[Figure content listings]
· · · · · · ·
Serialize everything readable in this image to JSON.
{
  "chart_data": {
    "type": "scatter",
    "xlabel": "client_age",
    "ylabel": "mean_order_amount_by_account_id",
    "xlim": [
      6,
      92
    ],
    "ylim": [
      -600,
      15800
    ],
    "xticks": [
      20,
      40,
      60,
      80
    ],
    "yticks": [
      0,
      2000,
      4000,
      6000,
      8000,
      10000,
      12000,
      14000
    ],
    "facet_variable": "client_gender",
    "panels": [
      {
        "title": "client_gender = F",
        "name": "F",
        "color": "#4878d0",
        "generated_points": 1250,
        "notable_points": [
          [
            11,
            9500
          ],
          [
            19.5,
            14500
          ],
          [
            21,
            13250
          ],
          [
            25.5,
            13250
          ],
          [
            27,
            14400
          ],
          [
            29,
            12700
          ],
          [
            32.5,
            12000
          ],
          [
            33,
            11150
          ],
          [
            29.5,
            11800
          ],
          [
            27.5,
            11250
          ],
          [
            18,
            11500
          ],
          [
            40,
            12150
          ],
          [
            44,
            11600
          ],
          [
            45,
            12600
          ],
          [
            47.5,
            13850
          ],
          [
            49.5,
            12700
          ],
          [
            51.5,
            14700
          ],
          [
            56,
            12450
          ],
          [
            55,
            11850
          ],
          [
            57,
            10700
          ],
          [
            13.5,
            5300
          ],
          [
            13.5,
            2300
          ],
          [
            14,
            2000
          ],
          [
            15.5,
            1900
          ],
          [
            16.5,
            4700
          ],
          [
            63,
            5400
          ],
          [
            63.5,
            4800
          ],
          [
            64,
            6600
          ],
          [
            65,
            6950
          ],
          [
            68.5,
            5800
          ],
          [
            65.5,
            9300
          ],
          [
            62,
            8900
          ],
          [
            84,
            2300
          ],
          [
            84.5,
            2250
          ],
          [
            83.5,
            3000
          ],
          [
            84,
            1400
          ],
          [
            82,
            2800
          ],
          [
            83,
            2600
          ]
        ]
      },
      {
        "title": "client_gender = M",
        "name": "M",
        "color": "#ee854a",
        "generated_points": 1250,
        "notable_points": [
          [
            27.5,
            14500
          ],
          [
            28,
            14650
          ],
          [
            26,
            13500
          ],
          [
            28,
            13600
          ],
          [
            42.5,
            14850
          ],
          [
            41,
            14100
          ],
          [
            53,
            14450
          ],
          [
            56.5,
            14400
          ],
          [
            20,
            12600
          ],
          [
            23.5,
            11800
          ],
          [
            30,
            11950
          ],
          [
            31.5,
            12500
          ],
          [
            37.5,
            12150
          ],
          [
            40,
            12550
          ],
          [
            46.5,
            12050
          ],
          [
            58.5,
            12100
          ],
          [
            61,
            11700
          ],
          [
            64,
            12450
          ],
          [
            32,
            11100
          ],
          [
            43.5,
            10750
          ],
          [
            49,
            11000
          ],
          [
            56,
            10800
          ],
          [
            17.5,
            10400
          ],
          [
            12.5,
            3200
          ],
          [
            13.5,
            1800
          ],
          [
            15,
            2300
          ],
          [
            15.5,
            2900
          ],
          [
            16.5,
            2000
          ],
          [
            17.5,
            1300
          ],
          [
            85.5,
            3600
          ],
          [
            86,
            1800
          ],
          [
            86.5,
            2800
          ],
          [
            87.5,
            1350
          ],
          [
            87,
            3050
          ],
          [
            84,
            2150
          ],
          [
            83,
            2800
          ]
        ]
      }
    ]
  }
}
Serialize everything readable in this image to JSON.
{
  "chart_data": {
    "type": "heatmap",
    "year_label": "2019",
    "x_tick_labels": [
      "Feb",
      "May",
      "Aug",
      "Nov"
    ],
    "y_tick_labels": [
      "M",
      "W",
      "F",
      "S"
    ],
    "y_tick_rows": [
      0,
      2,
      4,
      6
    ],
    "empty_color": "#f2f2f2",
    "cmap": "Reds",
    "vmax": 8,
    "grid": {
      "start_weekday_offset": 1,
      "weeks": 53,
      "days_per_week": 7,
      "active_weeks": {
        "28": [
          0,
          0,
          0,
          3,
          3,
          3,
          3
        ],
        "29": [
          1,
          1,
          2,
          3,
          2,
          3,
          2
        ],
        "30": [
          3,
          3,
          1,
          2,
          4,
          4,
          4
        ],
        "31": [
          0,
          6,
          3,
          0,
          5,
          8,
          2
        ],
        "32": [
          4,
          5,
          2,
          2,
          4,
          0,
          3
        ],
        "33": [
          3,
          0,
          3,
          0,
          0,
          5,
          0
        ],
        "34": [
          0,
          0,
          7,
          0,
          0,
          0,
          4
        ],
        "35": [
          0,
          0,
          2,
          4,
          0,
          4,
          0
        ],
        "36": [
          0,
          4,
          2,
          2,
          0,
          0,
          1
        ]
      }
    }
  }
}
· · · · · · ·
Job:
Output the listing above exactly as it appears.

Response below:
Serialize everything readable in this image to JSON.
{
  "chart_data": {
    "type": "scatter",
    "xlabel": "client_age",
    "ylabel": "mean_order_amount_by_account_id",
    "xlim": [
      6,
      92
    ],
    "ylim": [
      -600,
      15800
    ],
    "xticks": [
      20,
      40,
      60,
      80
    ],
    "yticks": [
      0,
      2000,
      4000,
      6000,
      8000,
      10000,
      12000,
      14000
    ],
    "facet_variable": "client_gender",
    "panels": [
      {
        "title": "client_gender = F",
        "name": "F",
        "color": "#4878d0",
        "generated_points": 1250,
        "notable_points": [
          [
            11,
            9500
          ],
          [
            19.5,
            14500
          ],
          [
            21,
            13250
          ],
          [
            25.5,
            13250
          ],
          [
            27,
            14400
          ],
          [
            29,
            12700
          ],
          [
            32.5,
            12000
          ],
          [
            33,
            11150
          ],
          [
            29.5,
            11800
          ],
          [
            27.5,
            11250
          ],
          [
            18,
            11500
          ],
          [
            40,
            12150
          ],
          [
            44,
            11600
          ],
          [
            45,
            12600
          ],
          [
            47.5,
            13850
          ],
          [
            49.5,
            12700
          ],
          [
            51.5,
            14700
          ],
          [
            56,
            12450
          ],
          [
            55,
            11850
          ],
          [
            57,
            10700
          ],
          [
            13.5,
            5300
          ],
          [
            13.5,
            2300
          ],
          [
            14,
            2000
          ],
          [
            15.5,
            1900
          ],
          [
            16.5,
            4700
          ],
          [
            63,
            5400
          ],
          [
            63.5,
            4800
          ],
          [
            64,
            6600
          ],
          [
            65,
            6950
          ],
          [
            68.5,
            5800
          ],
          [
            65.5,
            9300
          ],
          [
            62,
            8900
          ],
          [
            84,
            2300
          ],
          [
            84.5,
            2250
          ],
          [
            83.5,
            3000
          ],
          [
            84,
            1400
          ],
          [
            82,
            2800
          ],
          [
            83,
            2600
          ]
        ]
      },
      {
        "title": "client_gender = M",
        "name": "M",
        "color": "#ee854a",
        "generated_points": 1250,
        "notable_points": [
          [
            27.5,
            14500
          ],
          [
            28,
            14650
          ],
          [
            26,
            13500
          ],
          [
            28,
            13600
          ],
          [
            42.5,
            14850
          ],
          [
            41,
            14100
          ],
          [
            53,
            14450
          ],
          [
            56.5,
            14400
          ],
          [
            20,
            12600
          ],
          [
            23.5,
            11800
          ],
          [
            30,
            11950
          ],
          [
            31.5,
            12500
          ],
          [
            37.5,
            12150
          ],
          [
            40,
            12550
          ],
          [
            46.5,
            12050
          ],
          [
            58.5,
            12100
          ],
          [
            61,
            11700
          ],
          [
            64,
            12450
          ],
          [
            32,
            11100
          ],
          [
            43.5,
            10750
          ],
          [
            49,
            11000
          ],
          [
            56,
            10800
          ],
          [
            17.5,
            10400
          ],
          [
            12.5,
            3200
          ],
          [
            13.5,
            1800
          ],
          [
            15,
            2300
          ],
          [
            15.5,
            2900
          ],
          [
            16.5,
            2000
          ],
          [
            17.5,
            1300
          ],
          [
            85.5,
            3600
          ],
          [
            86,
            1800
          ],
          [
            86.5,
            2800
          ],
          [
            87.5,
            1350
          ],
          [
            87,
            3050
          ],
          [
            84,
            2150
          ],
          [
            83,
            2800
          ]
        ]
      }
    ]
  }
}
Serialize everything readable in this image to JSON.
{
  "chart_data": {
    "type": "heatmap",
    "year_label": "2019",
    "x_tick_labels": [
      "Feb",
      "May",
      "Aug",
      "Nov"
    ],
    "y_tick_labels": [
      "M",
      "W",
      "F",
      "S"
    ],
    "y_tick_rows": [
      0,
      2,
      4,
      6
    ],
    "empty_color": "#f2f2f2",
    "cmap": "Reds",
    "vmax": 8,
    "grid": {
      "start_weekday_offset": 1,
      "weeks": 53,
      "days_per_week": 7,
      "active_weeks": {
        "28": [
          0,
          0,
          0,
          3,
          3,
          3,
          3
        ],
        "29": [
          1,
          1,
          2,
          3,
          2,
          3,
          2
        ],
        "30": [
          3,
          3,
          1,
          2,
          4,
          4,
          4
        ],
        "31": [
          0,
          6,
          3,
          0,
          5,
          8,
          2
        ],
        "32": [
          4,
          5,
          2,
          2,
          4,
          0,
          3
        ],
        "33": [
          3,
          0,
          3,
          0,
          0,
          5,
          0
        ],
        "34": [
          0,
          0,
          7,
          0,
          0,
          0,
          4
        ],
        "35": [
          0,
          0,
          2,
          4,
          0,
          4,
          0
        ],
        "36": [
          0,
          4,
          2,
          2,
          0,
          0,
          1
        ]
      }
    }
  }
}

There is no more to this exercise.